What the task requires –
Search the records for the word "length" and report each line that has it.

Stored records –

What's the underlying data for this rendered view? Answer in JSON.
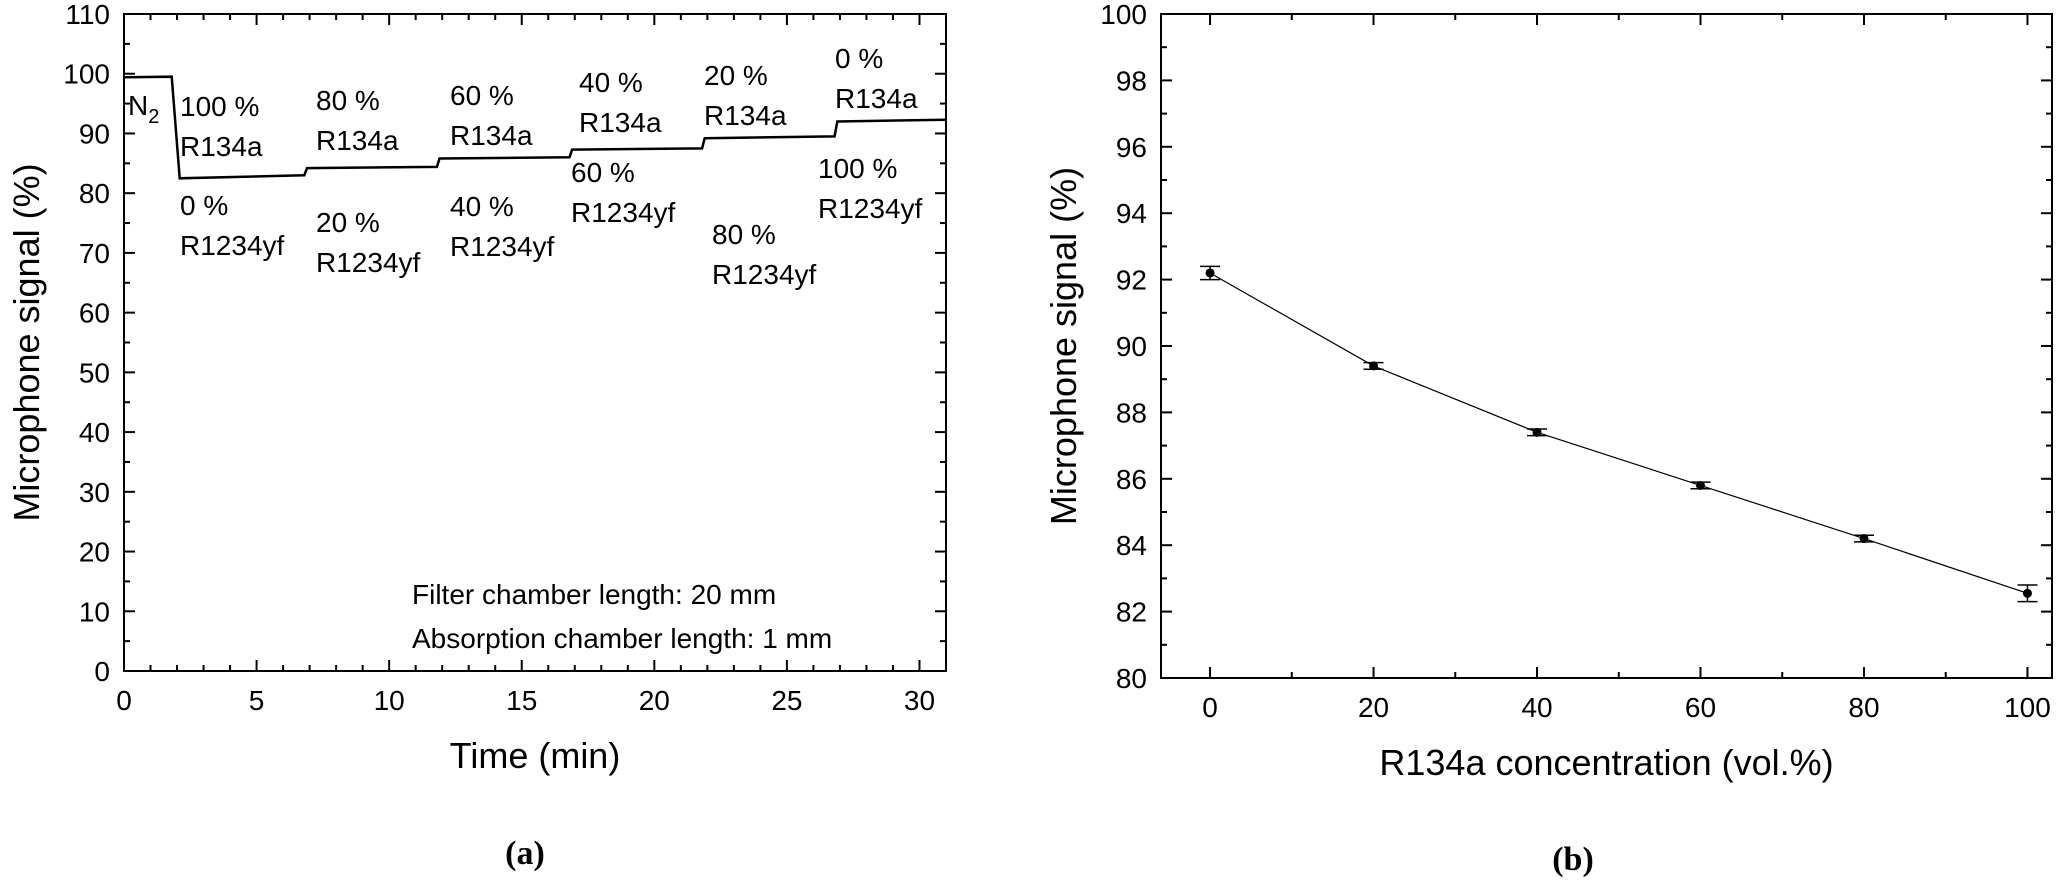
{
  "panels": [
    {
      "label": "(a)"
    },
    {
      "label": "(b)"
    }
  ],
  "chart_data": [
    {
      "type": "line",
      "xlabel": "Time (min)",
      "ylabel": "Microphone signal (%)",
      "xlim": [
        0,
        31
      ],
      "ylim": [
        0,
        110
      ],
      "x_ticks": [
        0,
        5,
        10,
        15,
        20,
        25,
        30
      ],
      "y_ticks": [
        0,
        10,
        20,
        30,
        40,
        50,
        60,
        70,
        80,
        90,
        100,
        110
      ],
      "grid": false,
      "series": [
        {
          "x": [
            0,
            1.8,
            2.1,
            6.8,
            6.9,
            11.8,
            11.9,
            16.8,
            16.9,
            21.8,
            21.9,
            26.8,
            26.9,
            31
          ],
          "y": [
            99.4,
            99.5,
            82.5,
            83.0,
            84.2,
            84.4,
            85.8,
            86.0,
            87.3,
            87.5,
            89.2,
            89.5,
            92.0,
            92.3
          ]
        }
      ],
      "annotations": [
        {
          "lines": [
            "N",
            "2"
          ],
          "kind": "subscript"
        },
        {
          "lines": [
            "100 %",
            "R134a"
          ]
        },
        {
          "lines": [
            "0 %",
            "R1234yf"
          ]
        },
        {
          "lines": [
            "80 %",
            "R134a"
          ]
        },
        {
          "lines": [
            "20 %",
            "R1234yf"
          ]
        },
        {
          "lines": [
            "60 %",
            "R134a"
          ]
        },
        {
          "lines": [
            "40 %",
            "R1234yf"
          ]
        },
        {
          "lines": [
            "40 %",
            "R134a"
          ]
        },
        {
          "lines": [
            "60 %",
            "R1234yf"
          ]
        },
        {
          "lines": [
            "20 %",
            "R134a"
          ]
        },
        {
          "lines": [
            "80 %",
            "R1234yf"
          ]
        },
        {
          "lines": [
            "0 %",
            "R134a"
          ]
        },
        {
          "lines": [
            "100 %",
            "R1234yf"
          ]
        },
        {
          "lines": [
            "Filter chamber length: 20 mm"
          ]
        },
        {
          "lines": [
            "Absorption chamber length: 1 mm"
          ]
        }
      ]
    },
    {
      "type": "line",
      "xlabel": "R134a concentration (vol.%)",
      "ylabel": "Microphone signal (%)",
      "xlim": [
        -6,
        103
      ],
      "ylim": [
        80,
        100
      ],
      "x_ticks": [
        0,
        20,
        40,
        60,
        80,
        100
      ],
      "y_ticks": [
        80,
        82,
        84,
        86,
        88,
        90,
        92,
        94,
        96,
        98,
        100
      ],
      "grid": false,
      "series": [
        {
          "x": [
            0,
            20,
            40,
            60,
            80,
            100
          ],
          "y": [
            92.2,
            89.4,
            87.4,
            85.8,
            84.2,
            82.55
          ],
          "error": [
            0.2,
            0.1,
            0.1,
            0.1,
            0.1,
            0.25
          ]
        }
      ]
    }
  ]
}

Exercise output –
            "Filter chamber length: 20 mm"
            "Absorption chamber length: 1 mm"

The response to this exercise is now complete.